**EXERCISE OBJECTIVE:**
Your task is to output the data exactly as it stands.

──────── PROVIDED RECORDS

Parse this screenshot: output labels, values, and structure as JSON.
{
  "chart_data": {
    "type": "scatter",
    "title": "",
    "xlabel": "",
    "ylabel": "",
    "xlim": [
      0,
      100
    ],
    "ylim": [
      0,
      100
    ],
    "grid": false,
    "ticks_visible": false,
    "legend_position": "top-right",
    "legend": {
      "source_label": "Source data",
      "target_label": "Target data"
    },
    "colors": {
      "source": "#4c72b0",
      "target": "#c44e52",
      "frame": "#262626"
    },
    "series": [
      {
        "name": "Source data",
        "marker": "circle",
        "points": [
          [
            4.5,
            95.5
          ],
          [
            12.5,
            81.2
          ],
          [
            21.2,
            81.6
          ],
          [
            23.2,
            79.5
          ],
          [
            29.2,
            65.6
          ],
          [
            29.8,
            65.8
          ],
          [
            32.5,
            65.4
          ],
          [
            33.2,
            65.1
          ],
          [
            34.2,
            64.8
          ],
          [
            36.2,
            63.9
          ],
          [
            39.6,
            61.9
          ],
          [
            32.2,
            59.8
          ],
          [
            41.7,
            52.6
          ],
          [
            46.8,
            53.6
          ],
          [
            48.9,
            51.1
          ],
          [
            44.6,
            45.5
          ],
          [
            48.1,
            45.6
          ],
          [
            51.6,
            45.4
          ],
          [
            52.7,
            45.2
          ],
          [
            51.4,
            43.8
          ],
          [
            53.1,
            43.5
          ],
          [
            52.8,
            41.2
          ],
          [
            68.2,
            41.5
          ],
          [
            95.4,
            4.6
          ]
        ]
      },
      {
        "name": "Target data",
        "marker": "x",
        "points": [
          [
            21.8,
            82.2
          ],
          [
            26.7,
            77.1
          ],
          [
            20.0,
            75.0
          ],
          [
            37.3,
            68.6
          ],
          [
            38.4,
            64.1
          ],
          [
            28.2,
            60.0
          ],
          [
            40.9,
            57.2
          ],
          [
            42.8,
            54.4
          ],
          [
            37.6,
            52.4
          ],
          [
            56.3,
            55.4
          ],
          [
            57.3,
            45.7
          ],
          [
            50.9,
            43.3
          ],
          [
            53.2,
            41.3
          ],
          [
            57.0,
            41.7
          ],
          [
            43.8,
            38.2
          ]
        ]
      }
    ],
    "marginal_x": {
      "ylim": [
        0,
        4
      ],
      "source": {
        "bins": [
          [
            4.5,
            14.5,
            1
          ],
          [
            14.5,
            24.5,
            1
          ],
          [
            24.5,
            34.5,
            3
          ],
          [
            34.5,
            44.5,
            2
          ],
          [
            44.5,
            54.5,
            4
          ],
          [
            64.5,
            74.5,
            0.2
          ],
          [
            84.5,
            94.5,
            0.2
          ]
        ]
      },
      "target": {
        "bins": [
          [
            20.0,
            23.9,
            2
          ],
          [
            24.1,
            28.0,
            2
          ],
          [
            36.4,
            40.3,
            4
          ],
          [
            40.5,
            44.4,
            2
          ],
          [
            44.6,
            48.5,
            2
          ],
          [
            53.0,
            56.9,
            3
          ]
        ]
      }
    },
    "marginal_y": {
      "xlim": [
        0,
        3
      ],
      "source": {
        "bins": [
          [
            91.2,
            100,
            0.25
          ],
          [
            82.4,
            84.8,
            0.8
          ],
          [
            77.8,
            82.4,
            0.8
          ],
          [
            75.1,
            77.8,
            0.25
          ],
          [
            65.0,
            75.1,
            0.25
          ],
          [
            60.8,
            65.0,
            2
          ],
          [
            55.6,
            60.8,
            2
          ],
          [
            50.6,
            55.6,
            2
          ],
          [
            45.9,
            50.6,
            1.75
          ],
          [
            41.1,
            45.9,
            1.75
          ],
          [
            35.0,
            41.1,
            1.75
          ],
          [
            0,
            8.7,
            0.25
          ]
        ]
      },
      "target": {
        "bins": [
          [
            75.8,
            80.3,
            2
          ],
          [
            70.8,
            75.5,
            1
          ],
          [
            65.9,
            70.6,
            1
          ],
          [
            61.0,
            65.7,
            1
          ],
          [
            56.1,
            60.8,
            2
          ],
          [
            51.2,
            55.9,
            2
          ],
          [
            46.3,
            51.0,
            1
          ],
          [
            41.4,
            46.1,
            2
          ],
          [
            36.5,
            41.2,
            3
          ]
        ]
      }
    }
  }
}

────────────────

**REPLY TO THE TASK:**
Parse this screenshot: output labels, values, and structure as JSON.
{
  "chart_data": {
    "type": "scatter",
    "title": "",
    "xlabel": "",
    "ylabel": "",
    "xlim": [
      0,
      100
    ],
    "ylim": [
      0,
      100
    ],
    "grid": false,
    "ticks_visible": false,
    "legend_position": "top-right",
    "legend": {
      "source_label": "Source data",
      "target_label": "Target data"
    },
    "colors": {
      "source": "#4c72b0",
      "target": "#c44e52",
      "frame": "#262626"
    },
    "series": [
      {
        "name": "Source data",
        "marker": "circle",
        "points": [
          [
            4.5,
            95.5
          ],
          [
            12.5,
            81.2
          ],
          [
            21.2,
            81.6
          ],
          [
            23.2,
            79.5
          ],
          [
            29.2,
            65.6
          ],
          [
            29.8,
            65.8
          ],
          [
            32.5,
            65.4
          ],
          [
            33.2,
            65.1
          ],
          [
            34.2,
            64.8
          ],
          [
            36.2,
            63.9
          ],
          [
            39.6,
            61.9
          ],
          [
            32.2,
            59.8
          ],
          [
            41.7,
            52.6
          ],
          [
            46.8,
            53.6
          ],
          [
            48.9,
            51.1
          ],
          [
            44.6,
            45.5
          ],
          [
            48.1,
            45.6
          ],
          [
            51.6,
            45.4
          ],
          [
            52.7,
            45.2
          ],
          [
            51.4,
            43.8
          ],
          [
            53.1,
            43.5
          ],
          [
            52.8,
            41.2
          ],
          [
            68.2,
            41.5
          ],
          [
            95.4,
            4.6
          ]
        ]
      },
      {
        "name": "Target data",
        "marker": "x",
        "points": [
          [
            21.8,
            82.2
          ],
          [
            26.7,
            77.1
          ],
          [
            20.0,
            75.0
          ],
          [
            37.3,
            68.6
          ],
          [
            38.4,
            64.1
          ],
          [
            28.2,
            60.0
          ],
          [
            40.9,
            57.2
          ],
          [
            42.8,
            54.4
          ],
          [
            37.6,
            52.4
          ],
          [
            56.3,
            55.4
          ],
          [
            57.3,
            45.7
          ],
          [
            50.9,
            43.3
          ],
          [
            53.2,
            41.3
          ],
          [
            57.0,
            41.7
          ],
          [
            43.8,
            38.2
          ]
        ]
      }
    ],
    "marginal_x": {
      "ylim": [
        0,
        4
      ],
      "source": {
        "bins": [
          [
            4.5,
            14.5,
            1
          ],
          [
            14.5,
            24.5,
            1
          ],
          [
            24.5,
            34.5,
            3
          ],
          [
            34.5,
            44.5,
            2
          ],
          [
            44.5,
            54.5,
            4
          ],
          [
            64.5,
            74.5,
            0.2
          ],
          [
            84.5,
            94.5,
            0.2
          ]
        ]
      },
      "target": {
        "bins": [
          [
            20.0,
            23.9,
            2
          ],
          [
            24.1,
            28.0,
            2
          ],
          [
            36.4,
            40.3,
            4
          ],
          [
            40.5,
            44.4,
            2
          ],
          [
            44.6,
            48.5,
            2
          ],
          [
            53.0,
            56.9,
            3
          ]
        ]
      }
    },
    "marginal_y": {
      "xlim": [
        0,
        3
      ],
      "source": {
        "bins": [
          [
            91.2,
            100,
            0.25
          ],
          [
            82.4,
            84.8,
            0.8
          ],
          [
            77.8,
            82.4,
            0.8
          ],
          [
            75.1,
            77.8,
            0.25
          ],
          [
            65.0,
            75.1,
            0.25
          ],
          [
            60.8,
            65.0,
            2
          ],
          [
            55.6,
            60.8,
            2
          ],
          [
            50.6,
            55.6,
            2
          ],
          [
            45.9,
            50.6,
            1.75
          ],
          [
            41.1,
            45.9,
            1.75
          ],
          [
            35.0,
            41.1,
            1.75
          ],
          [
            0,
            8.7,
            0.25
          ]
        ]
      },
      "target": {
        "bins": [
          [
            75.8,
            80.3,
            2
          ],
          [
            70.8,
            75.5,
            1
          ],
          [
            65.9,
            70.6,
            1
          ],
          [
            61.0,
            65.7,
            1
          ],
          [
            56.1,
            60.8,
            2
          ],
          [
            51.2,
            55.9,
            2
          ],
          [
            46.3,
            51.0,
            1
          ],
          [
            41.4,
            46.1,
            2
          ],
          [
            36.5,
            41.2,
            3
          ]
        ]
      }
    }
  }
}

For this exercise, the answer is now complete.